#### Given exercise
Locate all lines with the word "this". Copy them.

>> BEGIN Available records

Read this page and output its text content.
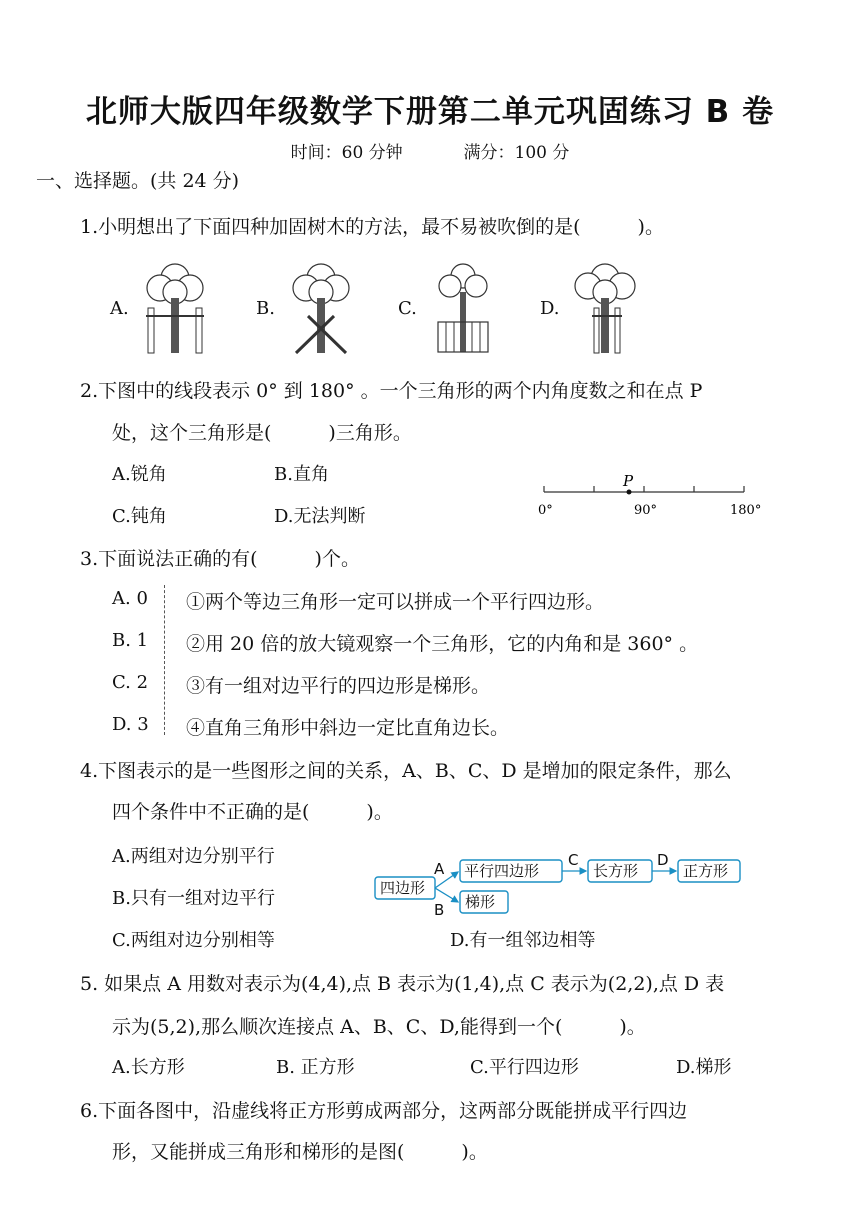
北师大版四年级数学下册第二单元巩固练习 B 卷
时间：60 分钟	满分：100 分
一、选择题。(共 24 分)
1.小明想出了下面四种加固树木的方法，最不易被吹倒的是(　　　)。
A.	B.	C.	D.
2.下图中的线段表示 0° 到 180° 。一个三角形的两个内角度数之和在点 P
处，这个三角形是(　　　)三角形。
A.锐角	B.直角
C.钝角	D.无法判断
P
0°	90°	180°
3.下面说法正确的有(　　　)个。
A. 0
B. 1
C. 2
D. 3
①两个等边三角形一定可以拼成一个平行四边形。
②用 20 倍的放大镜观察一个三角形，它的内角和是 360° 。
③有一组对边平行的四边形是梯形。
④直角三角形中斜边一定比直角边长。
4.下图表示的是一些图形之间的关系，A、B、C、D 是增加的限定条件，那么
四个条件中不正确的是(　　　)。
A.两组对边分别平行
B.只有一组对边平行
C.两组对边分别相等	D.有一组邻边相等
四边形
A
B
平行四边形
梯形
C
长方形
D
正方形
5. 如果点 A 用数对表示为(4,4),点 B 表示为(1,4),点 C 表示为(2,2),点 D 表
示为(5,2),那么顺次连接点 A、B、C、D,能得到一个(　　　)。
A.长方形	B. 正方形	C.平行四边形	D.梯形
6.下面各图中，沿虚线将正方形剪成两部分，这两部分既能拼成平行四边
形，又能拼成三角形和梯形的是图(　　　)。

>> END Available records
>> BEGIN Available records

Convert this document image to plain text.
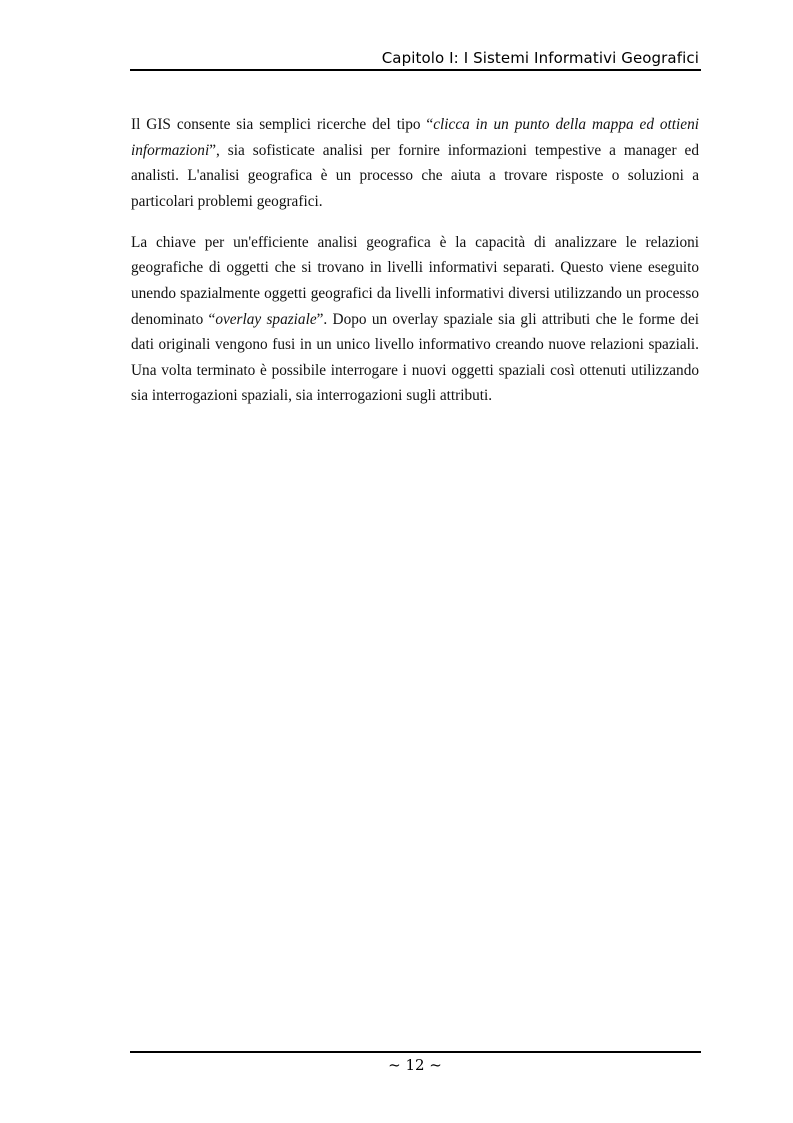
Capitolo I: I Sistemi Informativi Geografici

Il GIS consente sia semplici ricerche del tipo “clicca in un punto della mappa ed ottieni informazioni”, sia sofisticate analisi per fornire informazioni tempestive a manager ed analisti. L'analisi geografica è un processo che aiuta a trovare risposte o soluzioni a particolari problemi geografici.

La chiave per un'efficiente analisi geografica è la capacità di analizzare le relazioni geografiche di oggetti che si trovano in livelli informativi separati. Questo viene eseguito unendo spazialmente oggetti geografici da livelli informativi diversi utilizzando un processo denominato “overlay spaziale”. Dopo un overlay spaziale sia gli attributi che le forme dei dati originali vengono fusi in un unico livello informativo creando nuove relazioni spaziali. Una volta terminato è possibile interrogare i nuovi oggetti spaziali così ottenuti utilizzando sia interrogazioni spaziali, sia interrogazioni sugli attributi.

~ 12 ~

>> END Available records

#### Exercise output
Read this page and output its text content.
Convert this document image to plain text.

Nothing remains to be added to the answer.